▼▼▼

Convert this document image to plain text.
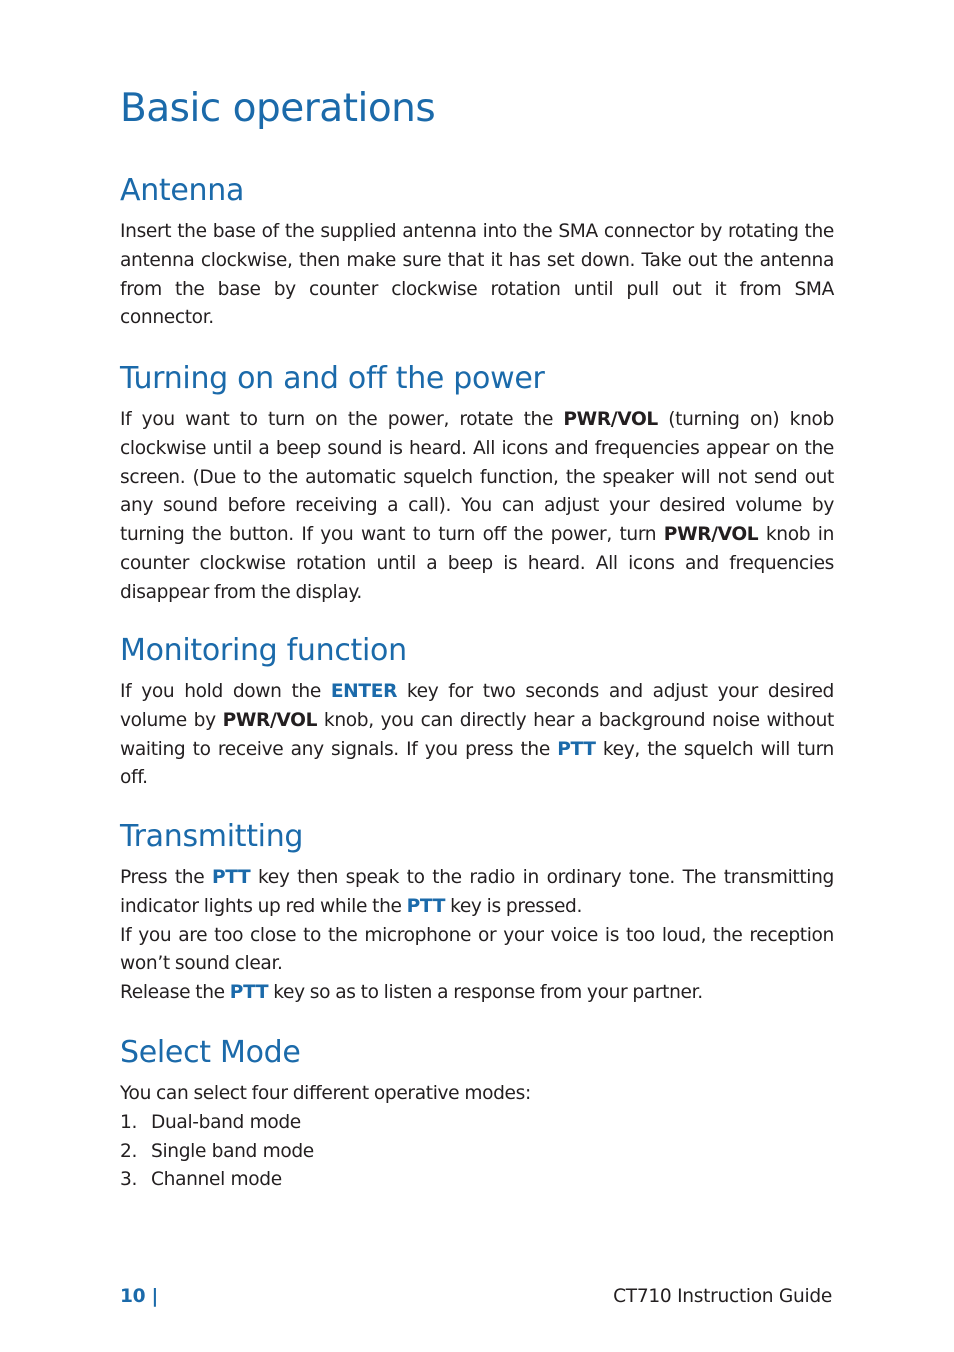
Basic operations
Antenna

Insert the base of the supplied antenna into the SMA connector by rotating the antenna clockwise, then make sure that it has set down. Take out the antenna from the base by counter clockwise rotation until pull out it from SMA connector.

Turning on and off the power

If you want to turn on the power, rotate the PWR/VOL (turning on) knob clockwise until a beep sound is heard. All icons and frequencies appear on the screen. (Due to the automatic squelch function, the speaker will not send out any sound before receiving a call). You can adjust your desired volume by turning the button. If you want to turn off the power, turn PWR/VOL knob in counter clockwise rotation until a beep is heard. All icons and frequencies disappear from the display.

Monitoring function

If you hold down the ENTER key for two seconds and adjust your desired volume by PWR/VOL knob, you can directly hear a background noise without waiting to receive any signals. If you press the PTT key, the squelch will turn off.

Transmitting

Press the PTT key then speak to the radio in ordinary tone. The transmitting indicator lights up red while the PTT key is pressed.

If you are too close to the microphone or your voice is too loud, the reception won’t sound clear.

Release the PTT key so as to listen a response from your partner.

Select Mode

You can select four different operative modes:

1. Dual-band mode
2. Single band mode
3. Channel mode
10 |	CT710 Instruction Guide
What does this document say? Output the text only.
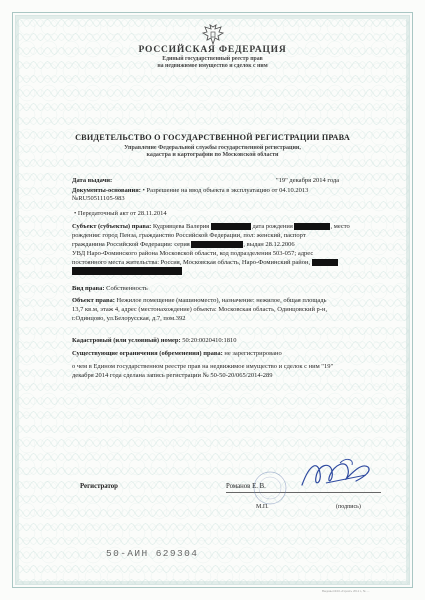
РОССИЙСКАЯ ФЕДЕРАЦИЯ
Единый государственный реестр прав
на недвижимое имущество и сделок с ним
СВИДЕТЕЛЬСТВО О ГОСУДАРСТВЕННОЙ РЕГИСТРАЦИИ ПРАВА
Управление Федеральной службы государственной регистрации,
кадастра и картографии по Московской области
Дата выдачи:	"19" декабря 2014 года
Документы-основания: • Разрешение на ввод объекта в эксплуатацию от 04.10.2013
№RU50511105-983
• Передаточный акт от 28.11.2014
Субъект (субъекты) права: Кудрявцева Валерия	дата рождения	, место
рождения: город Пенза, гражданство Российской Федерации, пол: женский, паспорт
гражданина Российской Федерации: серия	, выдан 28.12.2006
УВД Наро-Фоминского района Московской области, код подразделения 503-057; адрес
постоянного места жительства: Россия, Московская область, Наро-Фоминский район,
Вид права: Собственность
Объект права: Нежилое помещение (машиноместо), назначение: нежилое, общая площадь
13,7 кв.м, этаж 4, адрес (местонахождение) объекта: Московская область, Одинцовский р-н,
г.Одинцово, ул.Белорусская, д.7, пом.392
Кадастровый (или условный) номер: 50:20:0020410:1810
Существующие ограничения (обременения) права: не зарегистрировано
о чем в Едином государственном реестре прав на недвижимое имущество и сделок с ним "19"
декабря 2014 года сделана запись регистрации № 50-50-20/065/2014-289
Регистратор	Романов Е. В.
М.П.	(подпись)
50-АИН 629304
Выданы ООО «Гарант» 2014 г., № …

▲▲▲

PROMPT: Transcribe the material exactly, leaving every picture out.

WRITTEN ANSWER:
Convert this document image to plain text.
Basic operations
Antenna

Insert the base of the supplied antenna into the SMA connector by rotating the antenna clockwise, then make sure that it has set down. Take out the antenna from the base by counter clockwise rotation until pull out it from SMA connector.

Turning on and off the power

If you want to turn on the power, rotate the PWR/VOL (turning on) knob clockwise until a beep sound is heard. All icons and frequencies appear on the screen. (Due to the automatic squelch function, the speaker will not send out any sound before receiving a call). You can adjust your desired volume by turning the button. If you want to turn off the power, turn PWR/VOL knob in counter clockwise rotation until a beep is heard. All icons and frequencies disappear from the display.

Monitoring function

If you hold down the ENTER key for two seconds and adjust your desired volume by PWR/VOL knob, you can directly hear a background noise without waiting to receive any signals. If you press the PTT key, the squelch will turn off.

Transmitting

Press the PTT key then speak to the radio in ordinary tone. The transmitting indicator lights up red while the PTT key is pressed.

If you are too close to the microphone or your voice is too loud, the reception won’t sound clear.

Release the PTT key so as to listen a response from your partner.

Select Mode

You can select four different operative modes:

1. Dual-band mode
2. Single band mode
3. Channel mode
10 |	CT710 Instruction Guide
What does this document say? Output the text only.
РОССИЙСКАЯ ФЕДЕРАЦИЯ
Единый государственный реестр прав
на недвижимое имущество и сделок с ним
СВИДЕТЕЛЬСТВО О ГОСУДАРСТВЕННОЙ РЕГИСТРАЦИИ ПРАВА
Управление Федеральной службы государственной регистрации,
кадастра и картографии по Московской области
Дата выдачи:	"19" декабря 2014 года
Документы-основания: • Разрешение на ввод объекта в эксплуатацию от 04.10.2013
№RU50511105-983
• Передаточный акт от 28.11.2014
Субъект (субъекты) права: Кудрявцева Валерия	дата рождения	, место
рождения: город Пенза, гражданство Российской Федерации, пол: женский, паспорт
гражданина Российской Федерации: серия	, выдан 28.12.2006
УВД Наро-Фоминского района Московской области, код подразделения 503-057; адрес
постоянного места жительства: Россия, Московская область, Наро-Фоминский район,
Вид права: Собственность
Объект права: Нежилое помещение (машиноместо), назначение: нежилое, общая площадь
13,7 кв.м, этаж 4, адрес (местонахождение) объекта: Московская область, Одинцовский р-н,
г.Одинцово, ул.Белорусская, д.7, пом.392
Кадастровый (или условный) номер: 50:20:0020410:1810
Существующие ограничения (обременения) права: не зарегистрировано
о чем в Едином государственном реестре прав на недвижимое имущество и сделок с ним "19"
декабря 2014 года сделана запись регистрации № 50-50-20/065/2014-289
Регистратор	Романов Е. В.
М.П.	(подпись)
50-АИН 629304
Выданы ООО «Гарант» 2014 г., № …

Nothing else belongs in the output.